- [Goal]:
Copy the data exactly; pictures stay out of the copy.

-*-

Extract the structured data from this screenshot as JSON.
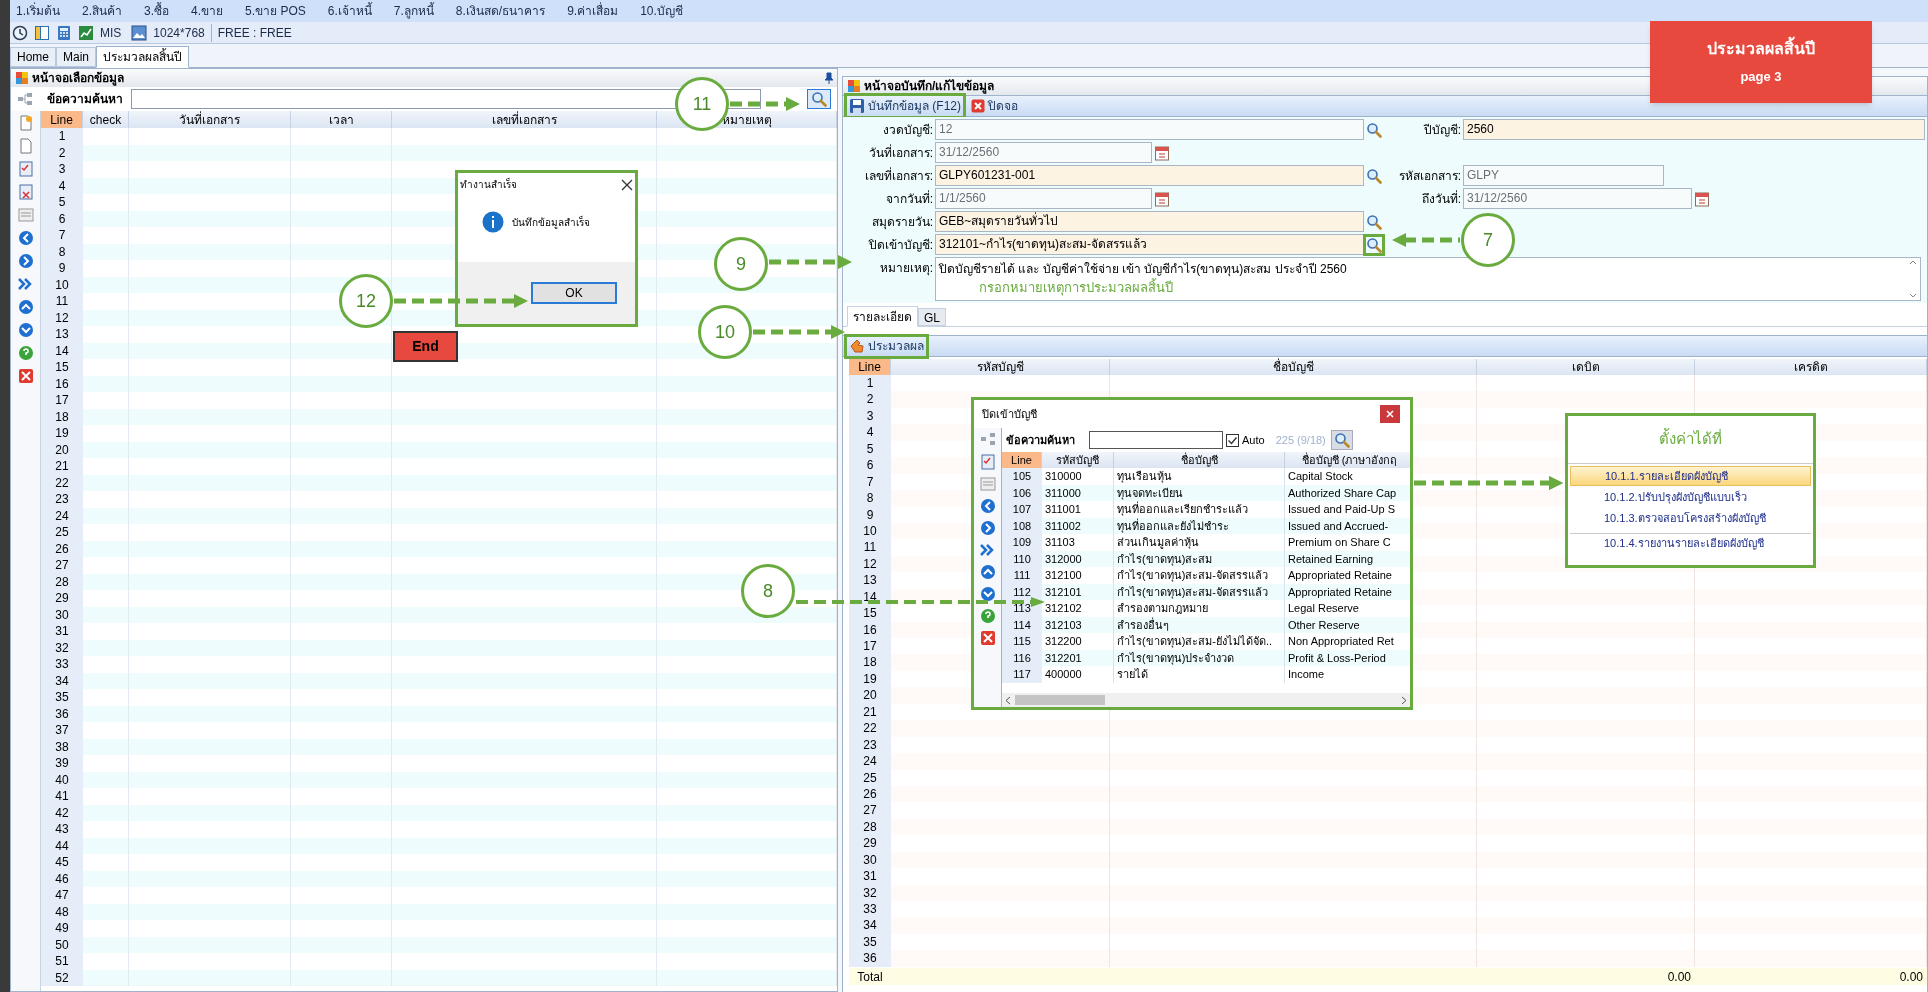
{
  "menu": [
    "1.เริ่มต้น",
    "2.สินค้า",
    "3.ซื้อ",
    "4.ขาย",
    "5.ขาย POS",
    "6.เจ้าหนี้",
    "7.ลูกหนี้",
    "8.เงินสด/ธนาคาร",
    "9.ค่าเสื่อม",
    "10.บัญชี"
  ],
  "toolbar": {
    "mis": "MIS",
    "resolution": "1024*768",
    "license": "FREE : FREE"
  },
  "tabs": [
    {
      "label": "Home",
      "selected": false
    },
    {
      "label": "Main",
      "selected": false
    },
    {
      "label": "ประมวลผลสิ้นปี",
      "selected": true
    }
  ],
  "left_panel": {
    "title": "หน้าจอเลือกข้อมูล",
    "search_label": "ข้อความค้นหา",
    "columns": [
      "Line",
      "check",
      "วันที่เอกสาร",
      "เวลา",
      "เลขที่เอกสาร",
      "หมายเหตุ"
    ],
    "lines": [
      "1",
      "2",
      "3",
      "4",
      "5",
      "6",
      "7",
      "8",
      "9",
      "10",
      "11",
      "12",
      "13",
      "14",
      "15",
      "16",
      "17",
      "18",
      "19",
      "20",
      "21",
      "22",
      "23",
      "24",
      "25",
      "26",
      "27",
      "28",
      "29",
      "30",
      "31",
      "32",
      "33",
      "34",
      "35",
      "36",
      "37",
      "38",
      "39",
      "40",
      "41",
      "42",
      "43",
      "44",
      "45",
      "46",
      "47",
      "48",
      "49",
      "50",
      "51",
      "52"
    ]
  },
  "right_panel": {
    "title": "หน้าจอบันทึก/แก้ไขข้อมูล",
    "actions": [
      {
        "label": "บันทึกข้อมูล (F12)",
        "kind": "save"
      },
      {
        "label": "ปิดจอ",
        "kind": "close"
      }
    ],
    "form": [
      [
        {
          "label": "งวดบัญชี:",
          "value": "12",
          "kind": "search",
          "disabled": true
        },
        {
          "label": "ปีบัญชี:",
          "value": "2560",
          "kind": "text",
          "disabled": false
        }
      ],
      [
        {
          "label": "วันที่เอกสาร:",
          "value": "31/12/2560",
          "kind": "date",
          "disabled": true
        }
      ],
      [
        {
          "label": "เลขที่เอกสาร:",
          "value": "GLPY601231-001",
          "kind": "search",
          "disabled": false
        },
        {
          "label": "รหัสเอกสาร:",
          "value": "GLPY",
          "kind": "text",
          "disabled": true
        }
      ],
      [
        {
          "label": "จากวันที่:",
          "value": "1/1/2560",
          "kind": "date",
          "disabled": true
        },
        {
          "label": "ถึงวันที่:",
          "value": "31/12/2560",
          "kind": "date",
          "disabled": true
        }
      ],
      [
        {
          "label": "สมุดรายวัน:",
          "value": "GEB~สมุดรายวันทั่วไป",
          "kind": "search",
          "disabled": false
        }
      ],
      [
        {
          "label": "ปิดเข้าบัญชี:",
          "value": "312101~กำไร(ขาดทุน)สะสม-จัดสรรแล้ว",
          "kind": "search",
          "disabled": false
        }
      ]
    ],
    "note": {
      "label": "หมายเหตุ:",
      "value": "ปิดบัญชีรายได้ และ บัญชีค่าใช้จ่าย เข้า บัญชีกำไร(ขาดทุน)สะสม ประจำปี 2560"
    },
    "detail_tabs": [
      {
        "label": "รายละเอียด",
        "selected": true
      },
      {
        "label": "GL",
        "selected": false
      }
    ],
    "process_button": "ประมวลผล",
    "columns": [
      "Line",
      "รหัสบัญชี",
      "ชื่อบัญชี",
      "เดบิต",
      "เครดิต"
    ],
    "lines": [
      "1",
      "2",
      "3",
      "4",
      "5",
      "6",
      "7",
      "8",
      "9",
      "10",
      "11",
      "12",
      "13",
      "14",
      "15",
      "16",
      "17",
      "18",
      "19",
      "20",
      "21",
      "22",
      "23",
      "24",
      "25",
      "26",
      "27",
      "28",
      "29",
      "30",
      "31",
      "32",
      "33",
      "34",
      "35",
      "36"
    ],
    "total": {
      "label": "Total",
      "debit": "0.00",
      "credit": "0.00"
    }
  },
  "account_dialog": {
    "title": "ปิดเข้าบัญชี",
    "search_label": "ข้อความค้นหา",
    "auto_checked": true,
    "auto_label": "Auto",
    "count": "225 (9/18)",
    "columns": [
      "Line",
      "รหัสบัญชี",
      "ชื่อบัญชี",
      "ชื่อบัญชี (ภาษาอังกฤ"
    ],
    "rows": [
      [
        "105",
        "310000",
        "ทุนเรือนหุ้น",
        "Capital Stock"
      ],
      [
        "106",
        "311000",
        "ทุนจดทะเบียน",
        "Authorized Share Cap"
      ],
      [
        "107",
        "311001",
        "ทุนที่ออกและเรียกชำระแล้ว",
        "Issued and Paid-Up S"
      ],
      [
        "108",
        "311002",
        "ทุนที่ออกและยังไม่ชำระ",
        "Issued and Accrued-"
      ],
      [
        "109",
        "31103",
        "ส่วนเกินมูลค่าหุ้น",
        "Premium on Share C"
      ],
      [
        "110",
        "312000",
        "กำไร(ขาดทุน)สะสม",
        "Retained Earning"
      ],
      [
        "111",
        "312100",
        "กำไร(ขาดทุน)สะสม-จัดสรรแล้ว",
        "Appropriated Retaine"
      ],
      [
        "112",
        "312101",
        "กำไร(ขาดทุน)สะสม-จัดสรรแล้ว",
        "Appropriated Retaine"
      ],
      [
        "113",
        "312102",
        "สำรองตามกฎหมาย",
        "Legal Reserve"
      ],
      [
        "114",
        "312103",
        "สำรองอื่นๆ",
        "Other Reserve"
      ],
      [
        "115",
        "312200",
        "กำไร(ขาดทุน)สะสม-ยังไม่ได้จัด..",
        "Non Appropriated Ret"
      ],
      [
        "116",
        "312201",
        "กำไร(ขาดทุน)ประจำงวด",
        "Profit & Loss-Period"
      ],
      [
        "117",
        "400000",
        "รายได้",
        "Income"
      ]
    ]
  },
  "message_box": {
    "title": "ทำงานสำเร็จ",
    "message": "บันทึกข้อมูลสำเร็จ",
    "button": "OK"
  },
  "settings_menu": {
    "title": "ตั้งค่าได้ที่",
    "items": [
      {
        "label": "10.1.1.รายละเอียดผังบัญชี",
        "selected": true
      },
      {
        "label": "10.1.2.ปรับปรุงผังบัญชีแบบเร็ว",
        "selected": false
      },
      {
        "label": "10.1.3.ตรวจสอบโครงสร้างผังบัญชี",
        "selected": false
      },
      {
        "label": "10.1.4.รายงานรายละเอียดผังบัญชี",
        "selected": false
      }
    ]
  },
  "banner": {
    "title": "ประมวลผลสิ้นปี",
    "subtitle": "page 3"
  },
  "note_hint": "กรอกหมายเหตุการประมวลผลสิ้นปี",
  "end_label": "End",
  "callouts": [
    "11",
    "7",
    "9",
    "10",
    "8",
    "12"
  ]
}
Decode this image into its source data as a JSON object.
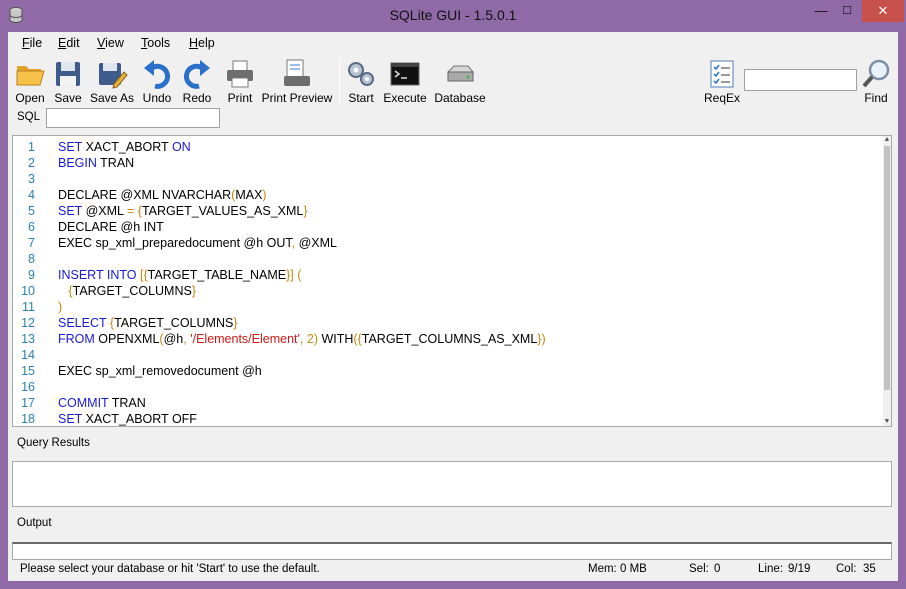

-*-

- [The answer]:
Extract the structured data from this screenshot as JSON.
{
  "menu": [
    "1.เริ่มต้น",
    "2.สินค้า",
    "3.ซื้อ",
    "4.ขาย",
    "5.ขาย POS",
    "6.เจ้าหนี้",
    "7.ลูกหนี้",
    "8.เงินสด/ธนาคาร",
    "9.ค่าเสื่อม",
    "10.บัญชี"
  ],
  "toolbar": {
    "mis": "MIS",
    "resolution": "1024*768",
    "license": "FREE : FREE"
  },
  "tabs": [
    {
      "label": "Home",
      "selected": false
    },
    {
      "label": "Main",
      "selected": false
    },
    {
      "label": "ประมวลผลสิ้นปี",
      "selected": true
    }
  ],
  "left_panel": {
    "title": "หน้าจอเลือกข้อมูล",
    "search_label": "ข้อความค้นหา",
    "columns": [
      "Line",
      "check",
      "วันที่เอกสาร",
      "เวลา",
      "เลขที่เอกสาร",
      "หมายเหตุ"
    ],
    "lines": [
      "1",
      "2",
      "3",
      "4",
      "5",
      "6",
      "7",
      "8",
      "9",
      "10",
      "11",
      "12",
      "13",
      "14",
      "15",
      "16",
      "17",
      "18",
      "19",
      "20",
      "21",
      "22",
      "23",
      "24",
      "25",
      "26",
      "27",
      "28",
      "29",
      "30",
      "31",
      "32",
      "33",
      "34",
      "35",
      "36",
      "37",
      "38",
      "39",
      "40",
      "41",
      "42",
      "43",
      "44",
      "45",
      "46",
      "47",
      "48",
      "49",
      "50",
      "51",
      "52"
    ]
  },
  "right_panel": {
    "title": "หน้าจอบันทึก/แก้ไขข้อมูล",
    "actions": [
      {
        "label": "บันทึกข้อมูล (F12)",
        "kind": "save"
      },
      {
        "label": "ปิดจอ",
        "kind": "close"
      }
    ],
    "form": [
      [
        {
          "label": "งวดบัญชี:",
          "value": "12",
          "kind": "search",
          "disabled": true
        },
        {
          "label": "ปีบัญชี:",
          "value": "2560",
          "kind": "text",
          "disabled": false
        }
      ],
      [
        {
          "label": "วันที่เอกสาร:",
          "value": "31/12/2560",
          "kind": "date",
          "disabled": true
        }
      ],
      [
        {
          "label": "เลขที่เอกสาร:",
          "value": "GLPY601231-001",
          "kind": "search",
          "disabled": false
        },
        {
          "label": "รหัสเอกสาร:",
          "value": "GLPY",
          "kind": "text",
          "disabled": true
        }
      ],
      [
        {
          "label": "จากวันที่:",
          "value": "1/1/2560",
          "kind": "date",
          "disabled": true
        },
        {
          "label": "ถึงวันที่:",
          "value": "31/12/2560",
          "kind": "date",
          "disabled": true
        }
      ],
      [
        {
          "label": "สมุดรายวัน:",
          "value": "GEB~สมุดรายวันทั่วไป",
          "kind": "search",
          "disabled": false
        }
      ],
      [
        {
          "label": "ปิดเข้าบัญชี:",
          "value": "312101~กำไร(ขาดทุน)สะสม-จัดสรรแล้ว",
          "kind": "search",
          "disabled": false
        }
      ]
    ],
    "note": {
      "label": "หมายเหตุ:",
      "value": "ปิดบัญชีรายได้ และ บัญชีค่าใช้จ่าย เข้า บัญชีกำไร(ขาดทุน)สะสม ประจำปี 2560"
    },
    "detail_tabs": [
      {
        "label": "รายละเอียด",
        "selected": true
      },
      {
        "label": "GL",
        "selected": false
      }
    ],
    "process_button": "ประมวลผล",
    "columns": [
      "Line",
      "รหัสบัญชี",
      "ชื่อบัญชี",
      "เดบิต",
      "เครดิต"
    ],
    "lines": [
      "1",
      "2",
      "3",
      "4",
      "5",
      "6",
      "7",
      "8",
      "9",
      "10",
      "11",
      "12",
      "13",
      "14",
      "15",
      "16",
      "17",
      "18",
      "19",
      "20",
      "21",
      "22",
      "23",
      "24",
      "25",
      "26",
      "27",
      "28",
      "29",
      "30",
      "31",
      "32",
      "33",
      "34",
      "35",
      "36"
    ],
    "total": {
      "label": "Total",
      "debit": "0.00",
      "credit": "0.00"
    }
  },
  "account_dialog": {
    "title": "ปิดเข้าบัญชี",
    "search_label": "ข้อความค้นหา",
    "auto_checked": true,
    "auto_label": "Auto",
    "count": "225 (9/18)",
    "columns": [
      "Line",
      "รหัสบัญชี",
      "ชื่อบัญชี",
      "ชื่อบัญชี (ภาษาอังกฤ"
    ],
    "rows": [
      [
        "105",
        "310000",
        "ทุนเรือนหุ้น",
        "Capital Stock"
      ],
      [
        "106",
        "311000",
        "ทุนจดทะเบียน",
        "Authorized Share Cap"
      ],
      [
        "107",
        "311001",
        "ทุนที่ออกและเรียกชำระแล้ว",
        "Issued and Paid-Up S"
      ],
      [
        "108",
        "311002",
        "ทุนที่ออกและยังไม่ชำระ",
        "Issued and Accrued-"
      ],
      [
        "109",
        "31103",
        "ส่วนเกินมูลค่าหุ้น",
        "Premium on Share C"
      ],
      [
        "110",
        "312000",
        "กำไร(ขาดทุน)สะสม",
        "Retained Earning"
      ],
      [
        "111",
        "312100",
        "กำไร(ขาดทุน)สะสม-จัดสรรแล้ว",
        "Appropriated Retaine"
      ],
      [
        "112",
        "312101",
        "กำไร(ขาดทุน)สะสม-จัดสรรแล้ว",
        "Appropriated Retaine"
      ],
      [
        "113",
        "312102",
        "สำรองตามกฎหมาย",
        "Legal Reserve"
      ],
      [
        "114",
        "312103",
        "สำรองอื่นๆ",
        "Other Reserve"
      ],
      [
        "115",
        "312200",
        "กำไร(ขาดทุน)สะสม-ยังไม่ได้จัด..",
        "Non Appropriated Ret"
      ],
      [
        "116",
        "312201",
        "กำไร(ขาดทุน)ประจำงวด",
        "Profit & Loss-Period"
      ],
      [
        "117",
        "400000",
        "รายได้",
        "Income"
      ]
    ]
  },
  "message_box": {
    "title": "ทำงานสำเร็จ",
    "message": "บันทึกข้อมูลสำเร็จ",
    "button": "OK"
  },
  "settings_menu": {
    "title": "ตั้งค่าได้ที่",
    "items": [
      {
        "label": "10.1.1.รายละเอียดผังบัญชี",
        "selected": true
      },
      {
        "label": "10.1.2.ปรับปรุงผังบัญชีแบบเร็ว",
        "selected": false
      },
      {
        "label": "10.1.3.ตรวจสอบโครงสร้างผังบัญชี",
        "selected": false
      },
      {
        "label": "10.1.4.รายงานรายละเอียดผังบัญชี",
        "selected": false
      }
    ]
  },
  "banner": {
    "title": "ประมวลผลสิ้นปี",
    "subtitle": "page 3"
  },
  "note_hint": "กรอกหมายเหตุการประมวลผลสิ้นปี",
  "end_label": "End",
  "callouts": [
    "11",
    "7",
    "9",
    "10",
    "8",
    "12"
  ]
}
Decode this image into its source data as a JSON object.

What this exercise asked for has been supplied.